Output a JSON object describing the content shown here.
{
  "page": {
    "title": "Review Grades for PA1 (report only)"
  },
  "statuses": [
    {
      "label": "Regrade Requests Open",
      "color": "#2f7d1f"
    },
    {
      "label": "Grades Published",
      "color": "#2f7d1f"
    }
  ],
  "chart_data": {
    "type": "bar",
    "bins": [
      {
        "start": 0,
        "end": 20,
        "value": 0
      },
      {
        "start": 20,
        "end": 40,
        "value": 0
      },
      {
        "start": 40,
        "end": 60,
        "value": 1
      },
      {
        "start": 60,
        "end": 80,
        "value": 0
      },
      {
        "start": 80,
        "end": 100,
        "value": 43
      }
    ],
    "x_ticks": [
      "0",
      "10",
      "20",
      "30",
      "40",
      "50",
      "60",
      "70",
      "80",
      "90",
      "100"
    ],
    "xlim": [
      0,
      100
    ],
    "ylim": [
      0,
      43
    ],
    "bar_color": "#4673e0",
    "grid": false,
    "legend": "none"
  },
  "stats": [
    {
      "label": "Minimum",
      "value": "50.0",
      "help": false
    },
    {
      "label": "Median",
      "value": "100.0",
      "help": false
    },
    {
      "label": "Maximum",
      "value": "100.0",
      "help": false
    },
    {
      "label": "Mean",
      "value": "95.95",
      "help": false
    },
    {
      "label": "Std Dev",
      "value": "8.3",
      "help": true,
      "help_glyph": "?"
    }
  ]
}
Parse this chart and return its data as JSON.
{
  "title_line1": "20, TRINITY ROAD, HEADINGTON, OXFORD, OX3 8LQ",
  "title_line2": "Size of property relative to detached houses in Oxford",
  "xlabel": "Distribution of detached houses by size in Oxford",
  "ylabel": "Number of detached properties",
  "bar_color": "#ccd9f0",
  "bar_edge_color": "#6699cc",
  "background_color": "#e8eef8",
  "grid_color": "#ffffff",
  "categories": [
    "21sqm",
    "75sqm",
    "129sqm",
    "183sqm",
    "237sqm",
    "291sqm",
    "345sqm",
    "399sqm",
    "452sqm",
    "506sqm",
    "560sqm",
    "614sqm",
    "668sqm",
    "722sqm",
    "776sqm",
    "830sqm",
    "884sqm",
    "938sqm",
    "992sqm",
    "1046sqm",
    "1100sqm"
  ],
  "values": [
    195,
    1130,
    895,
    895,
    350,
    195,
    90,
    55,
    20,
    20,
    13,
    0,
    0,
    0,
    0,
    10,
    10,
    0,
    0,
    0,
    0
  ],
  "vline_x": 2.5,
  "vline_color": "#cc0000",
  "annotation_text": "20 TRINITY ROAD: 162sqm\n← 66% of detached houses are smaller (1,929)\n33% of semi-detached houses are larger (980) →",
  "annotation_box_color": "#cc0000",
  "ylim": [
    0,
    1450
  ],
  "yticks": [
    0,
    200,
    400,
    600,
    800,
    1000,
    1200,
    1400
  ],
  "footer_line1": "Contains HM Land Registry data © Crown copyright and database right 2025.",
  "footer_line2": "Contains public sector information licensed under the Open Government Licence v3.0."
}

To be done
Locate the word "Open" in the entries, and copy every line where it is found.

Complete response
      "label": "Regrade Requests Open",
  "footer_line2": "Contains public sector information licensed under the Open Government Licence v3.0."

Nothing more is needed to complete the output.